### Task details
Search the records for the word "this" and pick out every line that has it.

Extracted data entries:
=-=-=

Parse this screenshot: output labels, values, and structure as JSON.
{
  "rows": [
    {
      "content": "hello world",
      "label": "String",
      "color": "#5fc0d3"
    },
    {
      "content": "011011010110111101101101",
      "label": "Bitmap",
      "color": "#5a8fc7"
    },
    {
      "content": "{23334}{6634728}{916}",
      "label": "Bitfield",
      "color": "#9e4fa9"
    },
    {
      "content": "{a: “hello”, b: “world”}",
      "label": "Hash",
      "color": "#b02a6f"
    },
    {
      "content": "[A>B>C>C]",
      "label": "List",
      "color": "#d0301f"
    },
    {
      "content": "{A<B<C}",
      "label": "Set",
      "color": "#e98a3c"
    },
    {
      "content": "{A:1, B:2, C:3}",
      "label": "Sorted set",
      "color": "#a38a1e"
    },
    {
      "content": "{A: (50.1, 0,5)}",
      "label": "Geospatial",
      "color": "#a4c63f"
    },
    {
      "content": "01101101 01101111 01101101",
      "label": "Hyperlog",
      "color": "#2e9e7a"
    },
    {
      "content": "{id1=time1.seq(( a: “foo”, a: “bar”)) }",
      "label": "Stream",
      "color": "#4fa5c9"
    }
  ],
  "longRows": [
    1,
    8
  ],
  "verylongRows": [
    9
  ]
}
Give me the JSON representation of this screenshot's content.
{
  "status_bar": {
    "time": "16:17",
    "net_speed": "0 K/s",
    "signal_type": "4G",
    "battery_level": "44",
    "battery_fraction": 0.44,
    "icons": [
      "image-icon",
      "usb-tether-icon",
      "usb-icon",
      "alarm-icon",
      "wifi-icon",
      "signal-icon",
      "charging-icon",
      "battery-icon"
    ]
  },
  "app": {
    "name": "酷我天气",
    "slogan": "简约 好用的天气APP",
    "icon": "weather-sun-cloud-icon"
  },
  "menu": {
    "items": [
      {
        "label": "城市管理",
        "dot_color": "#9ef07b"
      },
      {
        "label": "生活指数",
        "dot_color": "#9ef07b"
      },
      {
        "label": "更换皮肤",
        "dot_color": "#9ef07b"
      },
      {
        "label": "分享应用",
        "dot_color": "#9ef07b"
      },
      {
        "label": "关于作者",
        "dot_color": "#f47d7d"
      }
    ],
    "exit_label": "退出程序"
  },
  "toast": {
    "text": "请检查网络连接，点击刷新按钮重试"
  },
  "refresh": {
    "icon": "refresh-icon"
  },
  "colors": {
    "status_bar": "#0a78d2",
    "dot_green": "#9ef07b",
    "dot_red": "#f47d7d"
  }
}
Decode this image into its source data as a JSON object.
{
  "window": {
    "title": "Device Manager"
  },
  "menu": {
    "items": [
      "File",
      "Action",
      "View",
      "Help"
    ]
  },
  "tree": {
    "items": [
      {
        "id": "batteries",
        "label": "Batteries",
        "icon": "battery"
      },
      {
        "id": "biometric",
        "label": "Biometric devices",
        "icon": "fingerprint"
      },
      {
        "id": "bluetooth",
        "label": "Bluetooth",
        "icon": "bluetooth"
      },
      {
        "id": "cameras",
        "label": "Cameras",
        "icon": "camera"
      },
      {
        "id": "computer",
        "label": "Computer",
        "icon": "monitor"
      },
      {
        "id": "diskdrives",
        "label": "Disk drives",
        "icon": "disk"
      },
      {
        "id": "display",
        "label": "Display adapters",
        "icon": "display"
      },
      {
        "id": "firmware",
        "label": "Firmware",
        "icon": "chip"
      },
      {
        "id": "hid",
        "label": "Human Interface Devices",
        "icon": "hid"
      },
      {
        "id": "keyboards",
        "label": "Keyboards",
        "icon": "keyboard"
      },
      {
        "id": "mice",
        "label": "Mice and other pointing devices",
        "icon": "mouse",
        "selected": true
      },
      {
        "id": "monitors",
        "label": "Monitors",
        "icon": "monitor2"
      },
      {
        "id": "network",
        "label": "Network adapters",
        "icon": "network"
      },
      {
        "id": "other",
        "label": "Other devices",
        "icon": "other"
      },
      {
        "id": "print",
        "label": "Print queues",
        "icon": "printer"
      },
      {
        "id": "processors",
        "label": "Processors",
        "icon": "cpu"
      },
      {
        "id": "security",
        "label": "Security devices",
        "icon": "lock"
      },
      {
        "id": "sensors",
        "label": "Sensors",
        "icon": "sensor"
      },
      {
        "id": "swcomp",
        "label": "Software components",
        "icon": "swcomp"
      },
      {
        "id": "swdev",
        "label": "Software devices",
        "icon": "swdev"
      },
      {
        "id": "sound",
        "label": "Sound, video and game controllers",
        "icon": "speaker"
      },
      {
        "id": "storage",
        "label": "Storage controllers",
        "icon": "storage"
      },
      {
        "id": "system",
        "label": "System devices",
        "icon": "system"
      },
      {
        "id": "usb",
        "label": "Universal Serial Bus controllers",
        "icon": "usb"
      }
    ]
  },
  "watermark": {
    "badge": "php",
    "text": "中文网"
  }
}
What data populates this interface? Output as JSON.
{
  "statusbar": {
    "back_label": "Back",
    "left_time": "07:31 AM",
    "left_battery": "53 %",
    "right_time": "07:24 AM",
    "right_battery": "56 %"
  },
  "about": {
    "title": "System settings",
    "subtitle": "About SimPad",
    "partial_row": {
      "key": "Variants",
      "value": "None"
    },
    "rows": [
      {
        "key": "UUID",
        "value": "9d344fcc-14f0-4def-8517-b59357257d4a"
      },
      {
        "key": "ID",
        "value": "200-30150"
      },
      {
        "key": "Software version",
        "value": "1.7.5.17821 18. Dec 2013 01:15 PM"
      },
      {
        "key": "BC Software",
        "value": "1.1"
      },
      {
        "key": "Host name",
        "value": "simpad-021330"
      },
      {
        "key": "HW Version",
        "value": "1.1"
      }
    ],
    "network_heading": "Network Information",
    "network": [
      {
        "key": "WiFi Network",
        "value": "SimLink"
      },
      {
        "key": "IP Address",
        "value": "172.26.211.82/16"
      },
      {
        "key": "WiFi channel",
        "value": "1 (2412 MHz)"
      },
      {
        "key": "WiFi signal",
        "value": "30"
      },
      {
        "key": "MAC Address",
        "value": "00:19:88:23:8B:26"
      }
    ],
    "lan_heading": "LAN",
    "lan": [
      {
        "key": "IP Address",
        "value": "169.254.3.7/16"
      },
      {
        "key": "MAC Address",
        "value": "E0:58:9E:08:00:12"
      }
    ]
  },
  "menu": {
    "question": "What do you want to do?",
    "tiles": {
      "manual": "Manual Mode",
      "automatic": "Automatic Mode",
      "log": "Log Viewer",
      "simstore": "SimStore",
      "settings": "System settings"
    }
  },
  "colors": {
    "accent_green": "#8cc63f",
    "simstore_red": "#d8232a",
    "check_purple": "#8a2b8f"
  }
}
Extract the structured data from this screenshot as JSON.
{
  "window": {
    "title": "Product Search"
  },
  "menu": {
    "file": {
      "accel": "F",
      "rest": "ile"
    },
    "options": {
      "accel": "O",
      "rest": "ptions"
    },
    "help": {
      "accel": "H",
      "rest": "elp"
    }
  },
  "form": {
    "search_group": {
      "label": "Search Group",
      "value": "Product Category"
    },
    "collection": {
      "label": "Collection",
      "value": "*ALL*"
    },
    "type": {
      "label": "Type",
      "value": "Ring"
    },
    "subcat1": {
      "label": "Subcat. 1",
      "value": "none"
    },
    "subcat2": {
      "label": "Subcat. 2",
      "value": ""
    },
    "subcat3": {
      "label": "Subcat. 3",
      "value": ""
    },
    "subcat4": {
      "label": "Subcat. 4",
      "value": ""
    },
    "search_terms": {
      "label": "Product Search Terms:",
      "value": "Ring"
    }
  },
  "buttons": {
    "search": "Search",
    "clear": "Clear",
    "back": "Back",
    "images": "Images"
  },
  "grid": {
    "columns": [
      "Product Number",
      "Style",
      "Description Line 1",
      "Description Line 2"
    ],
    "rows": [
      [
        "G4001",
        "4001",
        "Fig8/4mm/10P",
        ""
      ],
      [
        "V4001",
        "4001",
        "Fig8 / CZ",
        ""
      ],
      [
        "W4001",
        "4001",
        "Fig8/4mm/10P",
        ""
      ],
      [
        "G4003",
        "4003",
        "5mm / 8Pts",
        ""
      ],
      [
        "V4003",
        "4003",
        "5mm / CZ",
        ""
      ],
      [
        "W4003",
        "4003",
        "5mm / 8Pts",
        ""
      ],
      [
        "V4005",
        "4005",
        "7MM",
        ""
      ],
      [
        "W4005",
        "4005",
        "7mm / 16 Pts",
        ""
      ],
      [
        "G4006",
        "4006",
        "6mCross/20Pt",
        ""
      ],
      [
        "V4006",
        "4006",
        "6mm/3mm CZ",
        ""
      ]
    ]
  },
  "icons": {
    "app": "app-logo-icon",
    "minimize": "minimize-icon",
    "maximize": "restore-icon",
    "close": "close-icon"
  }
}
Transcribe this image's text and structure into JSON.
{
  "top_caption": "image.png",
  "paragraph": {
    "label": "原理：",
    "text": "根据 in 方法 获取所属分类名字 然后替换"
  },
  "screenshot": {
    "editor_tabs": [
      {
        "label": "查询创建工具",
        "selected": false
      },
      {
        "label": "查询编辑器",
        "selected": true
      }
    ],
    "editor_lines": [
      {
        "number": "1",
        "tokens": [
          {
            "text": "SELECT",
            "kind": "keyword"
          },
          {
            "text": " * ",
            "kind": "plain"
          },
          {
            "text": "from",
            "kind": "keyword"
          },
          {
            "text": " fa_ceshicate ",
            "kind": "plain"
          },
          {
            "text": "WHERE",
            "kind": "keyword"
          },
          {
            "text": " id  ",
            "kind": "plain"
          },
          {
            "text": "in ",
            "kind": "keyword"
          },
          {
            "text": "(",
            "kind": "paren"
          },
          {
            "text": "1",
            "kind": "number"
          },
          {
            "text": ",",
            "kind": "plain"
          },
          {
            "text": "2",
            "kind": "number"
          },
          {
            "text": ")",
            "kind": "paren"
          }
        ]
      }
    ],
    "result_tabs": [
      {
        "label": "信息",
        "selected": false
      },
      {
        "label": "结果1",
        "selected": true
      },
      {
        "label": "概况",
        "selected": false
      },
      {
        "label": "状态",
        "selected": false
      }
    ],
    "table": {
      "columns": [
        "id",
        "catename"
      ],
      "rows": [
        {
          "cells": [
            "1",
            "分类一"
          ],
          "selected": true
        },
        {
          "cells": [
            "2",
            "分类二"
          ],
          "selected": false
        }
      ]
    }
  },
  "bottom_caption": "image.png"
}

=-=-=

### Expected answer
Parse this screenshot: output labels, values, and structure as JSON.
Give me the JSON representation of this screenshot's content.
Decode this image into its source data as a JSON object.
What data populates this interface? Output as JSON.
Extract the structured data from this screenshot as JSON.
Transcribe this image's text and structure into JSON.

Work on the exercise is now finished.